Source records
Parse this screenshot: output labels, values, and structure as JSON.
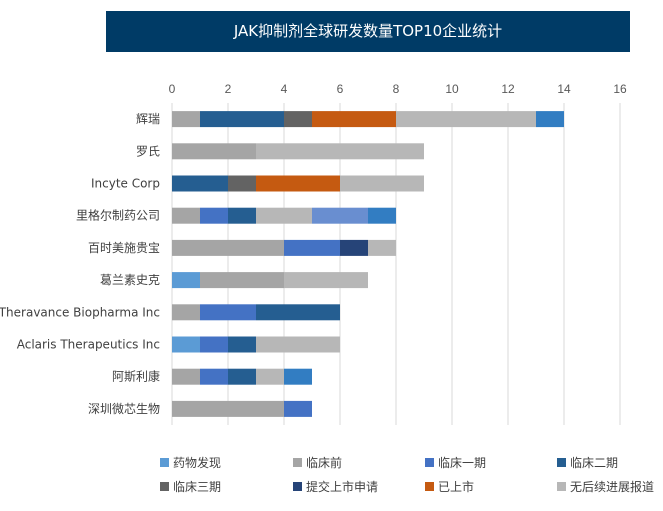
{
  "chart_data": {
    "type": "bar",
    "orientation": "horizontal",
    "stacked": true,
    "title": "JAK抑制剂全球研发数量TOP10企业统计",
    "xlabel": "",
    "ylabel": "",
    "xlim": [
      0,
      16
    ],
    "xticks": [
      "0",
      "2",
      "4",
      "6",
      "8",
      "10",
      "12",
      "14",
      "16"
    ],
    "grid": true,
    "legend_position": "bottom",
    "categories": [
      "辉瑞",
      "罗氏",
      "Incyte Corp",
      "里格尔制药公司",
      "百时美施贵宝",
      "葛兰素史克",
      "Theravance Biopharma Inc",
      "Aclaris  Therapeutics Inc",
      "阿斯利康",
      "深圳微芯生物"
    ],
    "series": [
      {
        "name": "药物发现",
        "color": "#5b9bd5",
        "values": [
          0,
          0,
          0,
          0,
          0,
          1,
          0,
          1,
          0,
          0
        ]
      },
      {
        "name": "临床前",
        "color": "#a5a5a5",
        "values": [
          1,
          3,
          0,
          1,
          4,
          3,
          1,
          0,
          1,
          4
        ]
      },
      {
        "name": "临床一期",
        "color": "#4472c4",
        "values": [
          0,
          0,
          0,
          1,
          2,
          0,
          2,
          1,
          1,
          1
        ]
      },
      {
        "name": "临床二期",
        "color": "#255e91",
        "values": [
          3,
          0,
          2,
          1,
          0,
          0,
          3,
          1,
          1,
          0
        ]
      },
      {
        "name": "临床三期",
        "color": "#636363",
        "values": [
          1,
          0,
          1,
          0,
          0,
          0,
          0,
          0,
          0,
          0
        ]
      },
      {
        "name": "提交上市申请",
        "color": "#264478",
        "values": [
          0,
          0,
          0,
          0,
          1,
          0,
          0,
          0,
          0,
          0
        ]
      },
      {
        "name": "已上市",
        "color": "#c55a11",
        "values": [
          3,
          0,
          3,
          0,
          0,
          0,
          0,
          0,
          0,
          0
        ]
      },
      {
        "name": "无后续进展报道",
        "color": "#b7b7b7",
        "values": [
          5,
          6,
          3,
          2,
          1,
          3,
          0,
          3,
          1,
          0
        ]
      },
      {
        "name": "",
        "color": "#698ed0",
        "values": [
          0,
          0,
          0,
          2,
          0,
          0,
          0,
          0,
          0,
          0
        ]
      },
      {
        "name": "",
        "color": "#327dc2",
        "values": [
          1,
          0,
          0,
          1,
          0,
          0,
          0,
          0,
          1,
          0
        ]
      }
    ]
  }
}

SET PROBLEM.
Copy the records word for word, leaving no picture in the copy.

ANSWER TO THIS EXERCISE.
Parse this screenshot: output labels, values, and structure as JSON.
{
  "chart_data": {
    "type": "bar",
    "orientation": "horizontal",
    "stacked": true,
    "title": "JAK抑制剂全球研发数量TOP10企业统计",
    "xlabel": "",
    "ylabel": "",
    "xlim": [
      0,
      16
    ],
    "xticks": [
      "0",
      "2",
      "4",
      "6",
      "8",
      "10",
      "12",
      "14",
      "16"
    ],
    "grid": true,
    "legend_position": "bottom",
    "categories": [
      "辉瑞",
      "罗氏",
      "Incyte Corp",
      "里格尔制药公司",
      "百时美施贵宝",
      "葛兰素史克",
      "Theravance Biopharma Inc",
      "Aclaris  Therapeutics Inc",
      "阿斯利康",
      "深圳微芯生物"
    ],
    "series": [
      {
        "name": "药物发现",
        "color": "#5b9bd5",
        "values": [
          0,
          0,
          0,
          0,
          0,
          1,
          0,
          1,
          0,
          0
        ]
      },
      {
        "name": "临床前",
        "color": "#a5a5a5",
        "values": [
          1,
          3,
          0,
          1,
          4,
          3,
          1,
          0,
          1,
          4
        ]
      },
      {
        "name": "临床一期",
        "color": "#4472c4",
        "values": [
          0,
          0,
          0,
          1,
          2,
          0,
          2,
          1,
          1,
          1
        ]
      },
      {
        "name": "临床二期",
        "color": "#255e91",
        "values": [
          3,
          0,
          2,
          1,
          0,
          0,
          3,
          1,
          1,
          0
        ]
      },
      {
        "name": "临床三期",
        "color": "#636363",
        "values": [
          1,
          0,
          1,
          0,
          0,
          0,
          0,
          0,
          0,
          0
        ]
      },
      {
        "name": "提交上市申请",
        "color": "#264478",
        "values": [
          0,
          0,
          0,
          0,
          1,
          0,
          0,
          0,
          0,
          0
        ]
      },
      {
        "name": "已上市",
        "color": "#c55a11",
        "values": [
          3,
          0,
          3,
          0,
          0,
          0,
          0,
          0,
          0,
          0
        ]
      },
      {
        "name": "无后续进展报道",
        "color": "#b7b7b7",
        "values": [
          5,
          6,
          3,
          2,
          1,
          3,
          0,
          3,
          1,
          0
        ]
      },
      {
        "name": "",
        "color": "#698ed0",
        "values": [
          0,
          0,
          0,
          2,
          0,
          0,
          0,
          0,
          0,
          0
        ]
      },
      {
        "name": "",
        "color": "#327dc2",
        "values": [
          1,
          0,
          0,
          1,
          0,
          0,
          0,
          0,
          1,
          0
        ]
      }
    ]
  }
}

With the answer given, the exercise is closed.